### Input material

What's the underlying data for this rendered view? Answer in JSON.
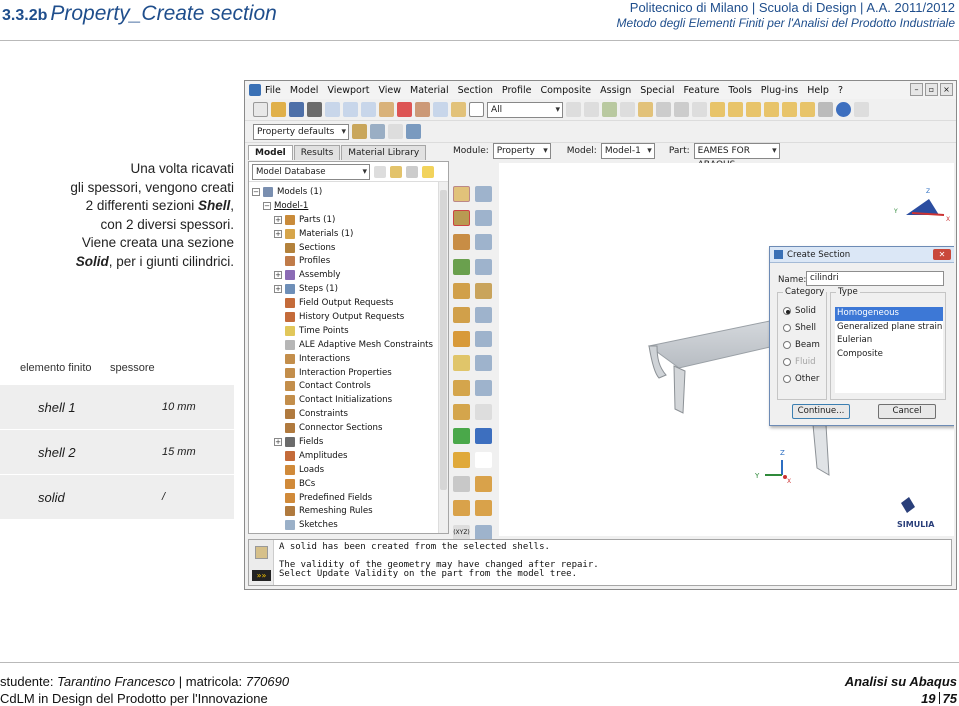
{
  "header": {
    "section_number": "3.3.2b",
    "section_title": "Property_Create section",
    "institution_line": "Politecnico di Milano | Scuola di Design | A.A. 2011/2012",
    "course_line": "Metodo degli Elementi Finiti per l'Analisi del Prodotto Industriale"
  },
  "intro": {
    "l1": "Una volta ricavati",
    "l2": "gli spessori, vengono creati",
    "l3a": "2 differenti sezioni ",
    "l3b": "Shell",
    "l3c": ",",
    "l4": "con 2 diversi spessori.",
    "l5": "Viene creata una sezione",
    "l6a": "Solid",
    "l6b": ", per i giunti cilindrici."
  },
  "table": {
    "col1": "elemento finito",
    "col2": "spessore",
    "rows": [
      {
        "element": "shell 1",
        "thickness": "10 mm"
      },
      {
        "element": "shell 2",
        "thickness": "15 mm"
      },
      {
        "element": "solid",
        "thickness": "/"
      }
    ]
  },
  "abaqus": {
    "menu": [
      "File",
      "Model",
      "Viewport",
      "View",
      "Material",
      "Section",
      "Profile",
      "Composite",
      "Assign",
      "Special",
      "Feature",
      "Tools",
      "Plug-ins",
      "Help",
      "?"
    ],
    "selection_filter": "All",
    "property_defaults": "Property defaults",
    "tabs": [
      "Model",
      "Results",
      "Material Library"
    ],
    "tree_combo": "Model Database",
    "context": {
      "module_label": "Module:",
      "module_value": "Property",
      "model_label": "Model:",
      "model_value": "Model-1",
      "part_label": "Part:",
      "part_value": "EAMES FOR ABAQUS"
    },
    "tree": [
      "Models (1)",
      "Model-1",
      "Parts (1)",
      "Materials (1)",
      "Sections",
      "Profiles",
      "Assembly",
      "Steps (1)",
      "Field Output Requests",
      "History Output Requests",
      "Time Points",
      "ALE Adaptive Mesh Constraints",
      "Interactions",
      "Interaction Properties",
      "Contact Controls",
      "Contact Initializations",
      "Constraints",
      "Connector Sections",
      "Fields",
      "Amplitudes",
      "Loads",
      "BCs",
      "Predefined Fields",
      "Remeshing Rules",
      "Sketches"
    ],
    "dialog": {
      "title": "Create Section",
      "name_label": "Name:",
      "name_value": "cilindri",
      "category_label": "Category",
      "type_label": "Type",
      "categories": [
        "Solid",
        "Shell",
        "Beam",
        "Fluid",
        "Other"
      ],
      "types": [
        "Homogeneous",
        "Generalized plane strain",
        "Eulerian",
        "Composite"
      ],
      "continue": "Continue...",
      "cancel": "Cancel"
    },
    "messages": {
      "m1": "A solid has been created from the selected shells.",
      "m2": "The validity of the geometry may have changed after repair.",
      "m3": "Select Update Validity on the part from the model tree."
    },
    "brand": "SIMULIA",
    "triad_labels": {
      "y": "Y",
      "z": "Z",
      "x": "X",
      "triad": "(XYZ)"
    }
  },
  "footer": {
    "student_label": "studente: ",
    "student_name": "Tarantino Francesco",
    "matricola_label": " | matricola: ",
    "matricola": "770690",
    "degree": "CdLM in Design del Prodotto per l'Innovazione",
    "course_short": "Analisi su Abaqus",
    "page": "19",
    "page_total": "75"
  },
  "colors": {
    "accent": "#1f4e8c",
    "selection": "#3d78d6"
  }
}
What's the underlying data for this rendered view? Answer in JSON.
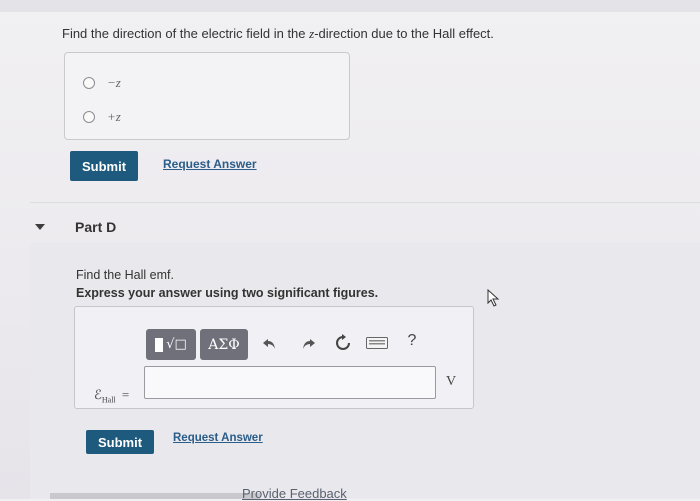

### Required task
Print all of the entries word for word. Skip any images they contain.

### Answer to this exercise
What's the underlying data for this rendered view? Answer in JSON.
{
  "header": {
    "section_number": "3.3.2b",
    "section_title": "Property_Create section",
    "institution_line": "Politecnico di Milano | Scuola di Design | A.A. 2011/2012",
    "course_line": "Metodo degli Elementi Finiti per l'Analisi del Prodotto Industriale"
  },
  "intro": {
    "l1": "Una volta ricavati",
    "l2": "gli spessori, vengono creati",
    "l3a": "2 differenti sezioni ",
    "l3b": "Shell",
    "l3c": ",",
    "l4": "con 2 diversi spessori.",
    "l5": "Viene creata una sezione",
    "l6a": "Solid",
    "l6b": ", per i giunti cilindrici."
  },
  "table": {
    "col1": "elemento finito",
    "col2": "spessore",
    "rows": [
      {
        "element": "shell 1",
        "thickness": "10 mm"
      },
      {
        "element": "shell 2",
        "thickness": "15 mm"
      },
      {
        "element": "solid",
        "thickness": "/"
      }
    ]
  },
  "abaqus": {
    "menu": [
      "File",
      "Model",
      "Viewport",
      "View",
      "Material",
      "Section",
      "Profile",
      "Composite",
      "Assign",
      "Special",
      "Feature",
      "Tools",
      "Plug-ins",
      "Help",
      "?"
    ],
    "selection_filter": "All",
    "property_defaults": "Property defaults",
    "tabs": [
      "Model",
      "Results",
      "Material Library"
    ],
    "tree_combo": "Model Database",
    "context": {
      "module_label": "Module:",
      "module_value": "Property",
      "model_label": "Model:",
      "model_value": "Model-1",
      "part_label": "Part:",
      "part_value": "EAMES FOR ABAQUS"
    },
    "tree": [
      "Models (1)",
      "Model-1",
      "Parts (1)",
      "Materials (1)",
      "Sections",
      "Profiles",
      "Assembly",
      "Steps (1)",
      "Field Output Requests",
      "History Output Requests",
      "Time Points",
      "ALE Adaptive Mesh Constraints",
      "Interactions",
      "Interaction Properties",
      "Contact Controls",
      "Contact Initializations",
      "Constraints",
      "Connector Sections",
      "Fields",
      "Amplitudes",
      "Loads",
      "BCs",
      "Predefined Fields",
      "Remeshing Rules",
      "Sketches"
    ],
    "dialog": {
      "title": "Create Section",
      "name_label": "Name:",
      "name_value": "cilindri",
      "category_label": "Category",
      "type_label": "Type",
      "categories": [
        "Solid",
        "Shell",
        "Beam",
        "Fluid",
        "Other"
      ],
      "types": [
        "Homogeneous",
        "Generalized plane strain",
        "Eulerian",
        "Composite"
      ],
      "continue": "Continue...",
      "cancel": "Cancel"
    },
    "messages": {
      "m1": "A solid has been created from the selected shells.",
      "m2": "The validity of the geometry may have changed after repair.",
      "m3": "Select Update Validity on the part from the model tree."
    },
    "brand": "SIMULIA",
    "triad_labels": {
      "y": "Y",
      "z": "Z",
      "x": "X",
      "triad": "(XYZ)"
    }
  },
  "footer": {
    "student_label": "studente: ",
    "student_name": "Tarantino Francesco",
    "matricola_label": " | matricola: ",
    "matricola": "770690",
    "degree": "CdLM in Design del Prodotto per l'Innovazione",
    "course_short": "Analisi su Abaqus",
    "page": "19",
    "page_total": "75"
  },
  "colors": {
    "accent": "#1f4e8c",
    "selection": "#3d78d6"
  }
}
What's the underlying data for this rendered view? Answer in JSON.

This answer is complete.